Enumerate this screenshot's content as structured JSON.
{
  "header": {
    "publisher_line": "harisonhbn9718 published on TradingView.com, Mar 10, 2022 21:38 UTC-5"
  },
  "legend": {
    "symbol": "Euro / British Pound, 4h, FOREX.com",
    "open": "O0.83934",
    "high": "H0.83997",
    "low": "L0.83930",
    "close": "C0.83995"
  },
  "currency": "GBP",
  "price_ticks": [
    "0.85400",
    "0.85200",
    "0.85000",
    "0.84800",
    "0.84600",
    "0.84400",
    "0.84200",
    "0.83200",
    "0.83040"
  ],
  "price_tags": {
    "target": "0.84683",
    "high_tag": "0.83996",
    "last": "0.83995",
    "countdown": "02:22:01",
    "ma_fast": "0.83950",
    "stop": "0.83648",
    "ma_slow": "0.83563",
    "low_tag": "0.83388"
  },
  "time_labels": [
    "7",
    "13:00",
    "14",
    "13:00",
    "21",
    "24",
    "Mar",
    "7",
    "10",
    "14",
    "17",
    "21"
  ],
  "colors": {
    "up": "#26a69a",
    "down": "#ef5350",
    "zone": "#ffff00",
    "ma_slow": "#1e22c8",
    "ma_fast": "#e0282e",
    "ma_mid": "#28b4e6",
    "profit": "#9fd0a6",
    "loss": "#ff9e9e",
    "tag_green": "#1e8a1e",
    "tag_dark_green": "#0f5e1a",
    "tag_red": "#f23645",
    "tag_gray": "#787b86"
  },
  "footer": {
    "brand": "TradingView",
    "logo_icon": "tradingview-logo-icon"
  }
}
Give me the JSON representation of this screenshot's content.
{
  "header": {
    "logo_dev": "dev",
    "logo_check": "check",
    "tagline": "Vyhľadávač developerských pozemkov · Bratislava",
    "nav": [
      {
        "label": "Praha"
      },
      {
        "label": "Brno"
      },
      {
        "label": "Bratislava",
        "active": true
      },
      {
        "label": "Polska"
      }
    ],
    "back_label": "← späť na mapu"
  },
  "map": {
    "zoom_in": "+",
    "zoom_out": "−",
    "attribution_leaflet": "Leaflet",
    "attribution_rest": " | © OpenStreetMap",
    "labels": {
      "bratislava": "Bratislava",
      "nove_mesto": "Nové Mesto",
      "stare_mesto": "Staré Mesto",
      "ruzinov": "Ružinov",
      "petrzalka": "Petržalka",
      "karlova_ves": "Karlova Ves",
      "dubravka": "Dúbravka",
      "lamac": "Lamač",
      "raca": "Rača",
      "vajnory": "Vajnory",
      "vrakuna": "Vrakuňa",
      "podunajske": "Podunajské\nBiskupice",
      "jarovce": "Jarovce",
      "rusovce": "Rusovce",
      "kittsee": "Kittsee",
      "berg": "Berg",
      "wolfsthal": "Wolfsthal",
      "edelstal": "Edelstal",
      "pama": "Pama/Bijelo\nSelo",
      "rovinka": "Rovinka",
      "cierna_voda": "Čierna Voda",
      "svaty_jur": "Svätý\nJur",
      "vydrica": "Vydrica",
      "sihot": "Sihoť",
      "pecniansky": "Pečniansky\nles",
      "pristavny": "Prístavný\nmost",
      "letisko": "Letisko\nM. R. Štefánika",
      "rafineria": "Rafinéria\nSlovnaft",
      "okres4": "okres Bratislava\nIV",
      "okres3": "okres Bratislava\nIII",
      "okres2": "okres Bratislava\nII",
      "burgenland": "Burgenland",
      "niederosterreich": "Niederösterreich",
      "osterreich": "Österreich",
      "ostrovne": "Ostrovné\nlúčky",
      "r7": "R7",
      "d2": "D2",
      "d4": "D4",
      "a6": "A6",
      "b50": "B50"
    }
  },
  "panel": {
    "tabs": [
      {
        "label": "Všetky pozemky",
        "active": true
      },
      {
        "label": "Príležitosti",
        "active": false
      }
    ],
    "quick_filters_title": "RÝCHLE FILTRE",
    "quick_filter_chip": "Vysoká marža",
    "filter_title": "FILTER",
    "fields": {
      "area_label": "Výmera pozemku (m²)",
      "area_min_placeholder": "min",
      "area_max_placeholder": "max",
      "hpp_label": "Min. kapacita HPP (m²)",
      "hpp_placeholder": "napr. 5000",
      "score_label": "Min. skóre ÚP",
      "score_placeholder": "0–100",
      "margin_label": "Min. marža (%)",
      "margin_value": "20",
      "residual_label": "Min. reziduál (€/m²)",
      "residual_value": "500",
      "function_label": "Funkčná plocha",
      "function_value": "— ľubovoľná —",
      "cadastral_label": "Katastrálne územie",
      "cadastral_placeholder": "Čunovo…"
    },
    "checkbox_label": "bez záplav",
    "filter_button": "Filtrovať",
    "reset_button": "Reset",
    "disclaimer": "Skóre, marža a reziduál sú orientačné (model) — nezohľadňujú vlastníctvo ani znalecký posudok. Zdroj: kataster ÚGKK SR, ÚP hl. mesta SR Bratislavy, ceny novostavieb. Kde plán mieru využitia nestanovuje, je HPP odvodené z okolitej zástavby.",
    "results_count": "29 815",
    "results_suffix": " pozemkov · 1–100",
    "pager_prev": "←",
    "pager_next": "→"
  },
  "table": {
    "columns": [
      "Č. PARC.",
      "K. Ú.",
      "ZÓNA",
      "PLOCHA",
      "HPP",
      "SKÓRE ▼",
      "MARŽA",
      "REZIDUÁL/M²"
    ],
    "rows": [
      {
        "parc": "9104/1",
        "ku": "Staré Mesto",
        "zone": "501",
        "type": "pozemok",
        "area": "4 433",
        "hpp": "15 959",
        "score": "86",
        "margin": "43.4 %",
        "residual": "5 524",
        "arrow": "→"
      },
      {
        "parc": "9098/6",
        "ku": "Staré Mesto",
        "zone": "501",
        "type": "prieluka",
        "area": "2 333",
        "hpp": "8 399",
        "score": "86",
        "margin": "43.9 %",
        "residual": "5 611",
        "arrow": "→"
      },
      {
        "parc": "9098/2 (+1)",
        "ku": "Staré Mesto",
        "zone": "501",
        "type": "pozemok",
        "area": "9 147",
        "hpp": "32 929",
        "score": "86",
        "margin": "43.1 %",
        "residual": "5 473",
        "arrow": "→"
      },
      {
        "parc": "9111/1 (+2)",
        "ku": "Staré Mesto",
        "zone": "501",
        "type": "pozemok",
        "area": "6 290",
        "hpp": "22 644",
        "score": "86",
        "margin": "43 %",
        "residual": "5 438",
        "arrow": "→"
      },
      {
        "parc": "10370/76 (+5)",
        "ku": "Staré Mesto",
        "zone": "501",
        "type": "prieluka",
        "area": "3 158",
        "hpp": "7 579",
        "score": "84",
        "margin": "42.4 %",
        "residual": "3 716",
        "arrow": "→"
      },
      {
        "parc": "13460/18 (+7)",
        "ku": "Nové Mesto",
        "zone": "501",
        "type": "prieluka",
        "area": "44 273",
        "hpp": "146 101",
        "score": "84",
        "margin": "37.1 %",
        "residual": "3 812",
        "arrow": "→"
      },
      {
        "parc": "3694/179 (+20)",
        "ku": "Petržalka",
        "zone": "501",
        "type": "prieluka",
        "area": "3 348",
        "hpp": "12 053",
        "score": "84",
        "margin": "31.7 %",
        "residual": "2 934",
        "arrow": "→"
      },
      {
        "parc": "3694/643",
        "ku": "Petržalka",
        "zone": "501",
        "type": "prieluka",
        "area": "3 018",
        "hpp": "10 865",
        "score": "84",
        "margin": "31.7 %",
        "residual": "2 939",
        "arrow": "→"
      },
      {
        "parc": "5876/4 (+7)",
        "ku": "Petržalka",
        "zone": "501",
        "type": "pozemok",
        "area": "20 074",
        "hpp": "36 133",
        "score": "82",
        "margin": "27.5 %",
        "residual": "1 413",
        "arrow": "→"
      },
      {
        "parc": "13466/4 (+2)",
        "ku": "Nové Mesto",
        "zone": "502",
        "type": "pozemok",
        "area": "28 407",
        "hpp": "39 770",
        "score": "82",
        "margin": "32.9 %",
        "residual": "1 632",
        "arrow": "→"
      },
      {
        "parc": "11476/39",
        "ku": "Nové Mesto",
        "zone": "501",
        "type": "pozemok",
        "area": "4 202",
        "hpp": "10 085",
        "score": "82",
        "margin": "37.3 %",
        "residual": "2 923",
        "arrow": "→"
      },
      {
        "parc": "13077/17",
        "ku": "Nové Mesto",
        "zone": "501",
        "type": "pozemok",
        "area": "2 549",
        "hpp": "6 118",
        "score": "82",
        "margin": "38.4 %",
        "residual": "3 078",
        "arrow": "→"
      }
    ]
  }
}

☆ ☆ ☆

__Written problem__: Which lines of the material contain the string "content"? List each of them.

__Reply__:
Enumerate this screenshot's content as structured JSON.
Give me the JSON representation of this screenshot's content.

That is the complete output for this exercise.